▸ Task to complete
What follows is a set of records, each of which is to be written out exactly.

## START Material provided

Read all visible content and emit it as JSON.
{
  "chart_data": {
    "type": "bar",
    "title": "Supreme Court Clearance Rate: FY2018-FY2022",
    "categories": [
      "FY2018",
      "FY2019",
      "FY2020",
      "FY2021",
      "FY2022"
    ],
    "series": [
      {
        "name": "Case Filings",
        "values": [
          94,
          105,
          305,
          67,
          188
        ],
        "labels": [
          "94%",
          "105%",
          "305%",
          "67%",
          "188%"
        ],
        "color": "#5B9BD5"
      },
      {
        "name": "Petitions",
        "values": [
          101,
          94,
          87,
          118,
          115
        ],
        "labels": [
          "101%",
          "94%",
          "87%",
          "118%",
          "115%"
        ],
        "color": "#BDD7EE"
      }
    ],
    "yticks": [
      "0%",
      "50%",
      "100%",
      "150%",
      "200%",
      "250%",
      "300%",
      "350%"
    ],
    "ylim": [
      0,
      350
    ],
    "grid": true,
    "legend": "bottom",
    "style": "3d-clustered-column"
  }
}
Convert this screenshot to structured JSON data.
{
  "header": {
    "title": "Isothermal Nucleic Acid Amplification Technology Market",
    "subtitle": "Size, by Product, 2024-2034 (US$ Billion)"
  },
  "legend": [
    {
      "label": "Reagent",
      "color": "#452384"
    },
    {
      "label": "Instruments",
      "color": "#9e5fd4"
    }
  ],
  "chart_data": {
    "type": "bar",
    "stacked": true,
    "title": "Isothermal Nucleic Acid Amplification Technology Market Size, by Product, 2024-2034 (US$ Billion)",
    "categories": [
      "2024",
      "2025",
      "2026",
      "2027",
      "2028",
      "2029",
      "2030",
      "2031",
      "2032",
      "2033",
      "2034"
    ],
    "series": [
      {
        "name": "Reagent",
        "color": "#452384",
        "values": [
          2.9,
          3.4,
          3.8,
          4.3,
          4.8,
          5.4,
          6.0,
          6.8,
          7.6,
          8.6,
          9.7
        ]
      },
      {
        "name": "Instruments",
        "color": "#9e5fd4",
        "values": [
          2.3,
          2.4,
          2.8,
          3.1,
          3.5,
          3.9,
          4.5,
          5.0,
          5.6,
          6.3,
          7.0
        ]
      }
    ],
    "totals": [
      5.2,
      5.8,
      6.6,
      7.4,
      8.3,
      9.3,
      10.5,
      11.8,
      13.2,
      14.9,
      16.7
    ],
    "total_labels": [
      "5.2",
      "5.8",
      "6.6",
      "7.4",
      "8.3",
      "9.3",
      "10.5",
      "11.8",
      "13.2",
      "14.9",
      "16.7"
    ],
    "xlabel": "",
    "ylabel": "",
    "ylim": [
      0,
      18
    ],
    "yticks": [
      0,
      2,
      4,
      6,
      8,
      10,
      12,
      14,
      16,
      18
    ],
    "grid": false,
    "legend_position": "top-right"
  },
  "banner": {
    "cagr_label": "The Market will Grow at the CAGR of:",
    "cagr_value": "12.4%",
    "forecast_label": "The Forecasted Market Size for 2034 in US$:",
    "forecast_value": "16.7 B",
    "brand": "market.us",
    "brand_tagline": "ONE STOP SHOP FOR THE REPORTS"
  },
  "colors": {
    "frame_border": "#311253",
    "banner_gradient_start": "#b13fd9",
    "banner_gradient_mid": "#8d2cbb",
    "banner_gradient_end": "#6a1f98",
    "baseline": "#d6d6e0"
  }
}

## END Material provided

▸ Task response
Read all visible content and emit it as JSON.
{
  "chart_data": {
    "type": "bar",
    "title": "Supreme Court Clearance Rate: FY2018-FY2022",
    "categories": [
      "FY2018",
      "FY2019",
      "FY2020",
      "FY2021",
      "FY2022"
    ],
    "series": [
      {
        "name": "Case Filings",
        "values": [
          94,
          105,
          305,
          67,
          188
        ],
        "labels": [
          "94%",
          "105%",
          "305%",
          "67%",
          "188%"
        ],
        "color": "#5B9BD5"
      },
      {
        "name": "Petitions",
        "values": [
          101,
          94,
          87,
          118,
          115
        ],
        "labels": [
          "101%",
          "94%",
          "87%",
          "118%",
          "115%"
        ],
        "color": "#BDD7EE"
      }
    ],
    "yticks": [
      "0%",
      "50%",
      "100%",
      "150%",
      "200%",
      "250%",
      "300%",
      "350%"
    ],
    "ylim": [
      0,
      350
    ],
    "grid": true,
    "legend": "bottom",
    "style": "3d-clustered-column"
  }
}
Convert this screenshot to structured JSON data.
{
  "header": {
    "title": "Isothermal Nucleic Acid Amplification Technology Market",
    "subtitle": "Size, by Product, 2024-2034 (US$ Billion)"
  },
  "legend": [
    {
      "label": "Reagent",
      "color": "#452384"
    },
    {
      "label": "Instruments",
      "color": "#9e5fd4"
    }
  ],
  "chart_data": {
    "type": "bar",
    "stacked": true,
    "title": "Isothermal Nucleic Acid Amplification Technology Market Size, by Product, 2024-2034 (US$ Billion)",
    "categories": [
      "2024",
      "2025",
      "2026",
      "2027",
      "2028",
      "2029",
      "2030",
      "2031",
      "2032",
      "2033",
      "2034"
    ],
    "series": [
      {
        "name": "Reagent",
        "color": "#452384",
        "values": [
          2.9,
          3.4,
          3.8,
          4.3,
          4.8,
          5.4,
          6.0,
          6.8,
          7.6,
          8.6,
          9.7
        ]
      },
      {
        "name": "Instruments",
        "color": "#9e5fd4",
        "values": [
          2.3,
          2.4,
          2.8,
          3.1,
          3.5,
          3.9,
          4.5,
          5.0,
          5.6,
          6.3,
          7.0
        ]
      }
    ],
    "totals": [
      5.2,
      5.8,
      6.6,
      7.4,
      8.3,
      9.3,
      10.5,
      11.8,
      13.2,
      14.9,
      16.7
    ],
    "total_labels": [
      "5.2",
      "5.8",
      "6.6",
      "7.4",
      "8.3",
      "9.3",
      "10.5",
      "11.8",
      "13.2",
      "14.9",
      "16.7"
    ],
    "xlabel": "",
    "ylabel": "",
    "ylim": [
      0,
      18
    ],
    "yticks": [
      0,
      2,
      4,
      6,
      8,
      10,
      12,
      14,
      16,
      18
    ],
    "grid": false,
    "legend_position": "top-right"
  },
  "banner": {
    "cagr_label": "The Market will Grow at the CAGR of:",
    "cagr_value": "12.4%",
    "forecast_label": "The Forecasted Market Size for 2034 in US$:",
    "forecast_value": "16.7 B",
    "brand": "market.us",
    "brand_tagline": "ONE STOP SHOP FOR THE REPORTS"
  },
  "colors": {
    "frame_border": "#311253",
    "banner_gradient_start": "#b13fd9",
    "banner_gradient_mid": "#8d2cbb",
    "banner_gradient_end": "#6a1f98",
    "baseline": "#d6d6e0"
  }
}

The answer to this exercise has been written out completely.